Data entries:

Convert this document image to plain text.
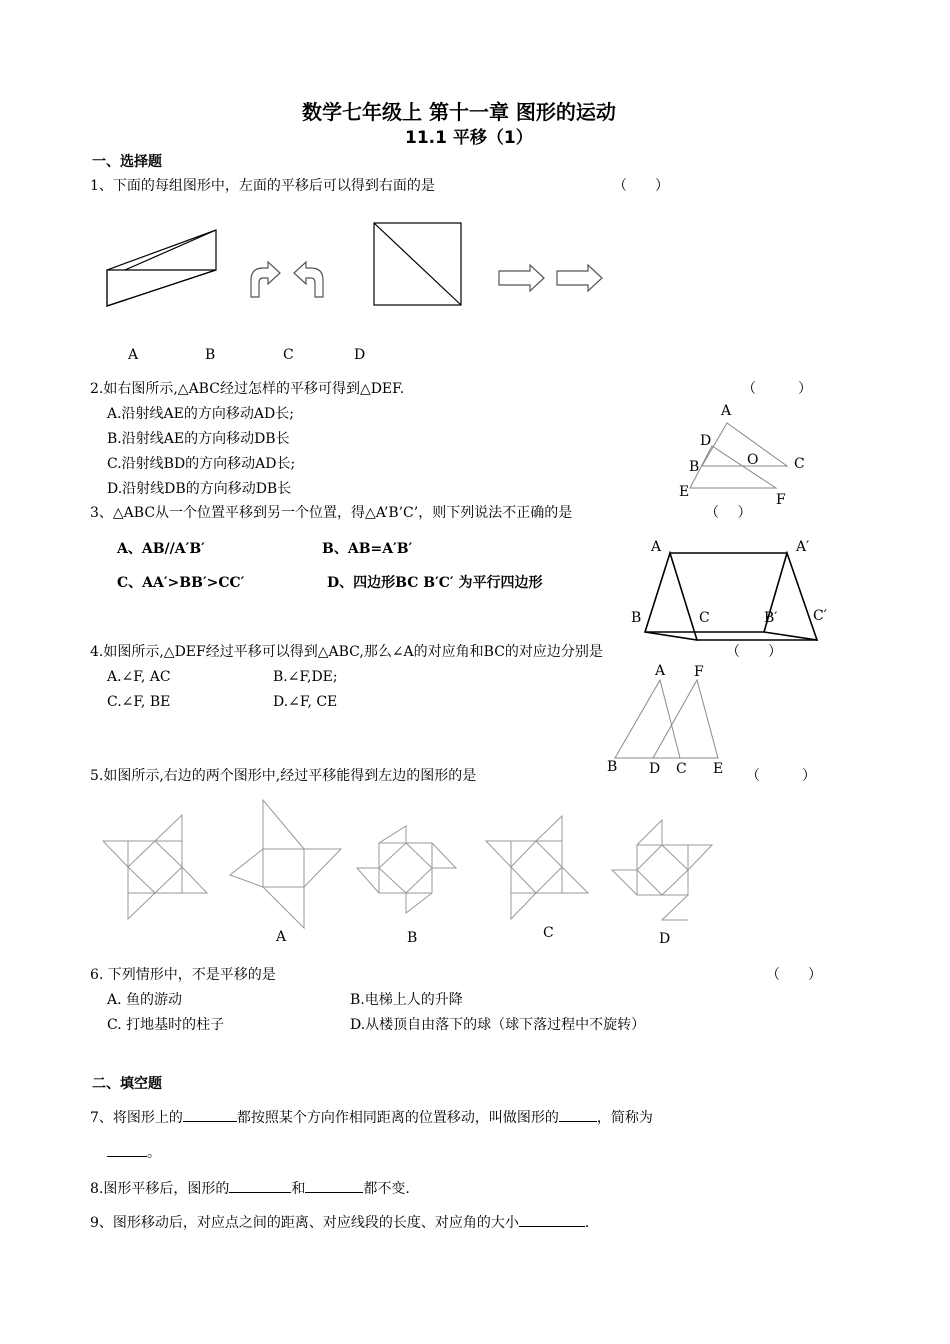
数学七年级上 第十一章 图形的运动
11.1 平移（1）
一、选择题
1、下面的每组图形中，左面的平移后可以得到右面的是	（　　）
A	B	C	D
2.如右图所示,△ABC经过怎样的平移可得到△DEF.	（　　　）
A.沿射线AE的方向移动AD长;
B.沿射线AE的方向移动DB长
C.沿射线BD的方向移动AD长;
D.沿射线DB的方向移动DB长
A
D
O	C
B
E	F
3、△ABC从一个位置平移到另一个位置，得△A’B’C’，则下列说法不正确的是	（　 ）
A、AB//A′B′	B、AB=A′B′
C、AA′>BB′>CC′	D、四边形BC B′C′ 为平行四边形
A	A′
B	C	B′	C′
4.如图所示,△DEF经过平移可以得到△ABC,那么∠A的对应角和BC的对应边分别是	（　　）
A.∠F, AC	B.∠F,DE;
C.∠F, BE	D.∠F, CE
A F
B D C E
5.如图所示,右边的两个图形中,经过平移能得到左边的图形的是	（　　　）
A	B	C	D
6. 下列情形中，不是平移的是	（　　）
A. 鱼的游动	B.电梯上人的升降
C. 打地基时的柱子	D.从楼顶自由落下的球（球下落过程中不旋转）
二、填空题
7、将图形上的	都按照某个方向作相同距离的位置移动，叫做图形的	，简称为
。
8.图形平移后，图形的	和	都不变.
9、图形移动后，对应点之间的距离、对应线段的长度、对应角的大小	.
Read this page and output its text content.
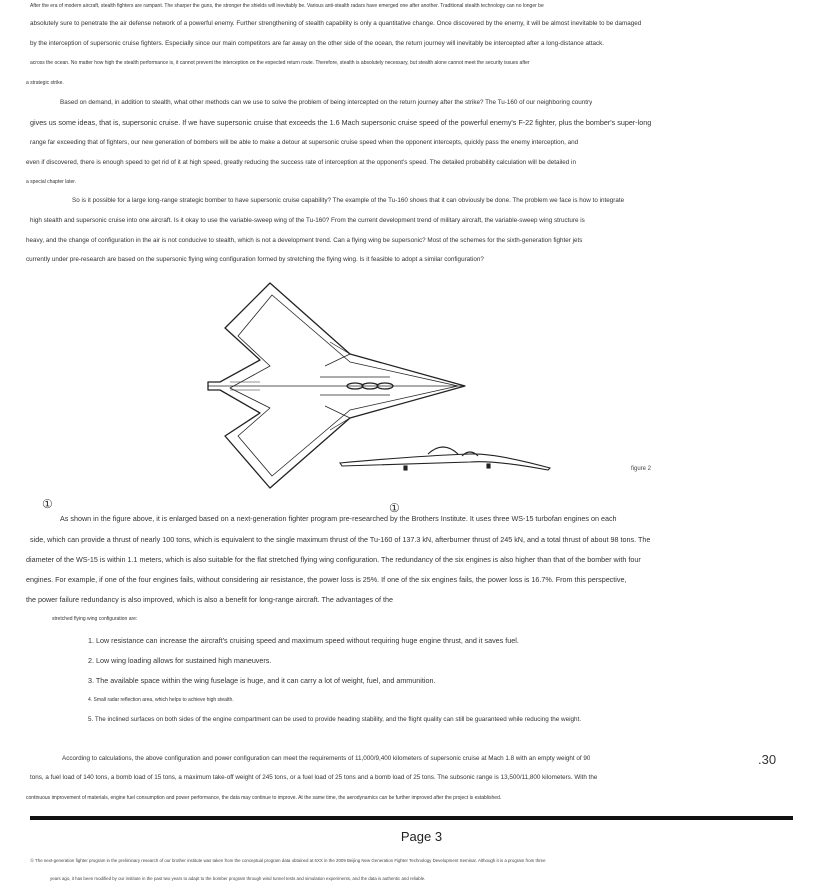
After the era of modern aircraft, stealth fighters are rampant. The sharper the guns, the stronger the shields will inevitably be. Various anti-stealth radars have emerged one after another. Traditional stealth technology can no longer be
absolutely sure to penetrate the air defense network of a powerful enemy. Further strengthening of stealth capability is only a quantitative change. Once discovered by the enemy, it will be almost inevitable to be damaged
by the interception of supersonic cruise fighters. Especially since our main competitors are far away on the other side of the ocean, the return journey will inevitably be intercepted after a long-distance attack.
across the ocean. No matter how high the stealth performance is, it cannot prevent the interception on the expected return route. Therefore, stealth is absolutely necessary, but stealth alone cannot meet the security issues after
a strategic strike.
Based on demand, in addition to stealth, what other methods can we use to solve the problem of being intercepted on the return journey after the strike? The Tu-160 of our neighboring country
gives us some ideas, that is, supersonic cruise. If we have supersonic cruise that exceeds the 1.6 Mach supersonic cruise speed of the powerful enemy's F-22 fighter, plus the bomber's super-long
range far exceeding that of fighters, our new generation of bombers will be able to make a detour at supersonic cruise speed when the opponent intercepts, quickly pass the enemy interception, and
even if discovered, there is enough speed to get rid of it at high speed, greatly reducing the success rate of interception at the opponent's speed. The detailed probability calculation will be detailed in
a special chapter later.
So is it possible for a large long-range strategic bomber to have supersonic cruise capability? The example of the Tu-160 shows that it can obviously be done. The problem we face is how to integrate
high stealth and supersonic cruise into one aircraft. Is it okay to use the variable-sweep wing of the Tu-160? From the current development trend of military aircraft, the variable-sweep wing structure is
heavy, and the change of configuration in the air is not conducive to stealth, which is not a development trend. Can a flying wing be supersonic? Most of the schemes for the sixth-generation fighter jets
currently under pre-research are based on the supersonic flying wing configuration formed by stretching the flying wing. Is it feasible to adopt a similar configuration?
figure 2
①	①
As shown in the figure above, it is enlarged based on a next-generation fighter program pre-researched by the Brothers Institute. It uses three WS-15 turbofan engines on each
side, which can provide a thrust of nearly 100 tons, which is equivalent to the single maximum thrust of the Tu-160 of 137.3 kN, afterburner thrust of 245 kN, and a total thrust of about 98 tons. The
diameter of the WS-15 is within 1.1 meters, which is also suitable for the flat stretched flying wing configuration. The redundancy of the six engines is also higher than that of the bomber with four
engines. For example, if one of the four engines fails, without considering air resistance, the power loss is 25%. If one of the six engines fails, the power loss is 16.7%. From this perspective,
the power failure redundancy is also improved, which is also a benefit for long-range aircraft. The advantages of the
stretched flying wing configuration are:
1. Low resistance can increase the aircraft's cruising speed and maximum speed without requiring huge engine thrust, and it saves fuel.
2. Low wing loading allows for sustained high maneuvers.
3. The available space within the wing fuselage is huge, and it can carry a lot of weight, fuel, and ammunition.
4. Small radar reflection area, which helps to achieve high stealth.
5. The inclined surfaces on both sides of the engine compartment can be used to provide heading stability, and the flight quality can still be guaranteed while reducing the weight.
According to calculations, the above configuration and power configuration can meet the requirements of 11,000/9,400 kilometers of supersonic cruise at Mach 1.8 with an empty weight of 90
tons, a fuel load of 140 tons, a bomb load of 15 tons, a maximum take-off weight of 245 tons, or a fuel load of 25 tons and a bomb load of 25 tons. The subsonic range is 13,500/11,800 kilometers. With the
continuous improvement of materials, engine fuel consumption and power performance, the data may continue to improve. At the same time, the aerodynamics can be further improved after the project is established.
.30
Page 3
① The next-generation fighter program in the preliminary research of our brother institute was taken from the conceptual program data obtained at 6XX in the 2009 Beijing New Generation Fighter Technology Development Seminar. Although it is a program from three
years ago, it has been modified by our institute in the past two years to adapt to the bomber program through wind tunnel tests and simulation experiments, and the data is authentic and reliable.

» Prompt:
Identify each line in the records above that contains the word "flying", and copy it out in full.

» Task response:
heavy, and the change of configuration in the air is not conducive to stealth, which is not a development trend. Can a flying wing be supersonic? Most of the schemes for the sixth-generation fighter jets
currently under pre-research are based on the supersonic flying wing configuration formed by stretching the flying wing. Is it feasible to adopt a similar configuration?
diameter of the WS-15 is within 1.1 meters, which is also suitable for the flat stretched flying wing configuration. The redundancy of the six engines is also higher than that of the bomber with four
stretched flying wing configuration are:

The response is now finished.